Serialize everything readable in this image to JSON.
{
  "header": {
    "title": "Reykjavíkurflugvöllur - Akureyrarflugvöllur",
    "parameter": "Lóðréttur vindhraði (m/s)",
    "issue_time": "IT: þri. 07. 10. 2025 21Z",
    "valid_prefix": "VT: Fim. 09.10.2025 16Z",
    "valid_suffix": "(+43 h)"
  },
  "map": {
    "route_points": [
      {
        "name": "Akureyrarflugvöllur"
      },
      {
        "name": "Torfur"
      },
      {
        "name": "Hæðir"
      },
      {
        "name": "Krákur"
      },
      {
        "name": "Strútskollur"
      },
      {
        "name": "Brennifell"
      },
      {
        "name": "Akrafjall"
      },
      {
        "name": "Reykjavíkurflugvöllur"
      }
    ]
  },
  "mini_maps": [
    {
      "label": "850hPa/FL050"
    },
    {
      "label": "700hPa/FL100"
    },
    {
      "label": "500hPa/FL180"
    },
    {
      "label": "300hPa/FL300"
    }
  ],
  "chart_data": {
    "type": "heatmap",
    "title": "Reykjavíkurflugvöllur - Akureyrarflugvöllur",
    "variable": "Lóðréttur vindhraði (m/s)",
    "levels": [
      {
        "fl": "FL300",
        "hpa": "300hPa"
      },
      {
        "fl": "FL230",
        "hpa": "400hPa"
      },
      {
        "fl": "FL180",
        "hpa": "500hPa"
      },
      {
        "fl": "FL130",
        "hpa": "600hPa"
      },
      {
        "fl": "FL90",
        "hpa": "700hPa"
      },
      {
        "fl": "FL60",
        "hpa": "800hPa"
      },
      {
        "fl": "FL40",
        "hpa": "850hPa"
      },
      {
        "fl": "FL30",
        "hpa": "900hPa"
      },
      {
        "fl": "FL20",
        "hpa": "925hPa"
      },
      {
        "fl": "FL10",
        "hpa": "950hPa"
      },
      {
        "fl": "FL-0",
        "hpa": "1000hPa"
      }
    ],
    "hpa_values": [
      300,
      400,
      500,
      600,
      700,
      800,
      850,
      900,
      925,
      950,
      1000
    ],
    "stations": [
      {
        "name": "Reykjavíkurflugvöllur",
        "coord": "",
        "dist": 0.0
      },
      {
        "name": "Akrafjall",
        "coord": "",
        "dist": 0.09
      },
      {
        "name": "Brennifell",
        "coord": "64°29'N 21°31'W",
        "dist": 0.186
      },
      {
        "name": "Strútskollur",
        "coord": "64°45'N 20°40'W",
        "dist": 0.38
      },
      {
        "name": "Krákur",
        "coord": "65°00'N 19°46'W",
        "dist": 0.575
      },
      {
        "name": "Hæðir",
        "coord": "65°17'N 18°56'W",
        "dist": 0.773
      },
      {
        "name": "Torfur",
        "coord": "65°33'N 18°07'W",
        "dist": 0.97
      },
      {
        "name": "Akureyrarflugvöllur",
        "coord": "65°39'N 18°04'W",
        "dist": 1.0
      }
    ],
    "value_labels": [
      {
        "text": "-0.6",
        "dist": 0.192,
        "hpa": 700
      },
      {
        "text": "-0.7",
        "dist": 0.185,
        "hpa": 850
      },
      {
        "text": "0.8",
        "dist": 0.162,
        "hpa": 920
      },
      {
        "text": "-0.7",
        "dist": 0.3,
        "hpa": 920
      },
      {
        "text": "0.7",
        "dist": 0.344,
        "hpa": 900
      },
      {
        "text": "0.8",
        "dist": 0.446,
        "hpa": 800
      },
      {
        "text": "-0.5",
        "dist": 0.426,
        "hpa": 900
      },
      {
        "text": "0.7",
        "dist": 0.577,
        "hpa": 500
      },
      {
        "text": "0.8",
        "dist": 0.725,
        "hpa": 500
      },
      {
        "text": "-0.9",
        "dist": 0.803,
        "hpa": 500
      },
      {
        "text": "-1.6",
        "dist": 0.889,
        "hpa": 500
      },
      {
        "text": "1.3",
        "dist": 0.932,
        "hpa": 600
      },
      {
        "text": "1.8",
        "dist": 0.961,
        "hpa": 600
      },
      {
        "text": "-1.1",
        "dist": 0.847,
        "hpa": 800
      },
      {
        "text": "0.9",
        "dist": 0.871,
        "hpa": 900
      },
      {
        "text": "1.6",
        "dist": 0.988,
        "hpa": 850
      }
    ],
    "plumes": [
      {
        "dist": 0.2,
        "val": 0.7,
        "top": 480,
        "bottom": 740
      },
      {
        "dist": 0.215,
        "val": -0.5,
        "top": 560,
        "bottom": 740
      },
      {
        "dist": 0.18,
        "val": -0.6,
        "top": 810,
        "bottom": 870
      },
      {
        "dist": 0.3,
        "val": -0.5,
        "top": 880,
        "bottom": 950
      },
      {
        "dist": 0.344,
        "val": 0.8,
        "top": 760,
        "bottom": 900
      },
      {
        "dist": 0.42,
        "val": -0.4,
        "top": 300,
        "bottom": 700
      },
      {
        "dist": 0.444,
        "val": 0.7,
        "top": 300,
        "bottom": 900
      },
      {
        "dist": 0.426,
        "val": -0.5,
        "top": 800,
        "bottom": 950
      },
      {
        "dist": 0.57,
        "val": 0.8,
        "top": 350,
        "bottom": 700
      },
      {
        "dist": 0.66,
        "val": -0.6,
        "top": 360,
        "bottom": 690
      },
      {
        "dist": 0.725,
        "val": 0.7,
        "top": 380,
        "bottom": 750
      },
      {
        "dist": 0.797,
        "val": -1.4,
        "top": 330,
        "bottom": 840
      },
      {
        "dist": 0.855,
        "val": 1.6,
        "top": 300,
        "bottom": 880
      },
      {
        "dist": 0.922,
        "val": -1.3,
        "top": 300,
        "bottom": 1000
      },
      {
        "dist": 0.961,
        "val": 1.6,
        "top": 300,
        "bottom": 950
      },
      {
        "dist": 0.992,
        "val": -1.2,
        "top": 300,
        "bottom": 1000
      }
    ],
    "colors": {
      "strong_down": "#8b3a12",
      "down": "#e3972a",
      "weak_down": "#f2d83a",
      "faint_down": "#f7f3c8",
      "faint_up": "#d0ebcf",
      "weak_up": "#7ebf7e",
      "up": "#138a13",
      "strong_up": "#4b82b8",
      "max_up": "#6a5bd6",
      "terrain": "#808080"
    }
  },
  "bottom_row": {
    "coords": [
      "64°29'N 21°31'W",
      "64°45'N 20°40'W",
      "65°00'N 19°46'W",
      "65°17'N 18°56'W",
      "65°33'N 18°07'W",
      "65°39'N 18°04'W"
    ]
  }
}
....
Of the lines in this data, how many contain "Akureyrarflugvöllur"? Reply with only the number.

Right answer → 4